#### Data provided

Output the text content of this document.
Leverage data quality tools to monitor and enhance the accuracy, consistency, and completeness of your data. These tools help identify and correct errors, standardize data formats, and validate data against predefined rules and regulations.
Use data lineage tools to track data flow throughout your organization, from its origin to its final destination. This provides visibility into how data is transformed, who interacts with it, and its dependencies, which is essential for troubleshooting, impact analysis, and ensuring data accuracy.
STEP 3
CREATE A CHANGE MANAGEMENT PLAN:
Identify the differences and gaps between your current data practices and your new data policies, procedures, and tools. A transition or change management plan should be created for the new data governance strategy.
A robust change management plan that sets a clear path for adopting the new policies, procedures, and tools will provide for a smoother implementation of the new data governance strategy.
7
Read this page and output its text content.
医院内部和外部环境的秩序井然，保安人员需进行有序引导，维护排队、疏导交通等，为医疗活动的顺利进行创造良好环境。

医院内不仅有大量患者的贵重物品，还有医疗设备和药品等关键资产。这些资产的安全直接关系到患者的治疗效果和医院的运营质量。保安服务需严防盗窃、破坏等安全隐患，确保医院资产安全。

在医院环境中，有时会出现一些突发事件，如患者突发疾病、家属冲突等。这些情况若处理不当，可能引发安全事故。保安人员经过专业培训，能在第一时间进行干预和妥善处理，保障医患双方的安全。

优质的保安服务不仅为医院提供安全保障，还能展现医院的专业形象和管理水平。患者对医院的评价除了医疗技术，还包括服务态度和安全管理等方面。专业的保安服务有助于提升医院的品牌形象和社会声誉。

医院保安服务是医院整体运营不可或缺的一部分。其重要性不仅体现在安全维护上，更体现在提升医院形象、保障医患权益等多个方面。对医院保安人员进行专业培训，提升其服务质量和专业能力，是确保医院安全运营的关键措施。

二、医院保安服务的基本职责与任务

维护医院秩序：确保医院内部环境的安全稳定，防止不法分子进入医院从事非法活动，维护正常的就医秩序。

########

◆ **Task instructions**: Send back each record exactly as it stands.

◆ **Solution for this task**:
Output the text content of this document.
Leverage data quality tools to monitor and enhance the accuracy, consistency, and completeness of your data. These tools help identify and correct errors, standardize data formats, and validate data against predefined rules and regulations.
Use data lineage tools to track data flow throughout your organization, from its origin to its final destination. This provides visibility into how data is transformed, who interacts with it, and its dependencies, which is essential for troubleshooting, impact analysis, and ensuring data accuracy.
STEP 3
CREATE A CHANGE MANAGEMENT PLAN:
Identify the differences and gaps between your current data practices and your new data policies, procedures, and tools. A transition or change management plan should be created for the new data governance strategy.
A robust change management plan that sets a clear path for adopting the new policies, procedures, and tools will provide for a smoother implementation of the new data governance strategy.
7
Read this page and output its text content.
医院内部和外部环境的秩序井然，保安人员需进行有序引导，维护排队、疏导交通等，为医疗活动的顺利进行创造良好环境。

医院内不仅有大量患者的贵重物品，还有医疗设备和药品等关键资产。这些资产的安全直接关系到患者的治疗效果和医院的运营质量。保安服务需严防盗窃、破坏等安全隐患，确保医院资产安全。

在医院环境中，有时会出现一些突发事件，如患者突发疾病、家属冲突等。这些情况若处理不当，可能引发安全事故。保安人员经过专业培训，能在第一时间进行干预和妥善处理，保障医患双方的安全。

优质的保安服务不仅为医院提供安全保障，还能展现医院的专业形象和管理水平。患者对医院的评价除了医疗技术，还包括服务态度和安全管理等方面。专业的保安服务有助于提升医院的品牌形象和社会声誉。

医院保安服务是医院整体运营不可或缺的一部分。其重要性不仅体现在安全维护上，更体现在提升医院形象、保障医患权益等多个方面。对医院保安人员进行专业培训，提升其服务质量和专业能力，是确保医院安全运营的关键措施。

二、医院保安服务的基本职责与任务

维护医院秩序：确保医院内部环境的安全稳定，防止不法分子进入医院从事非法活动，维护正常的就医秩序。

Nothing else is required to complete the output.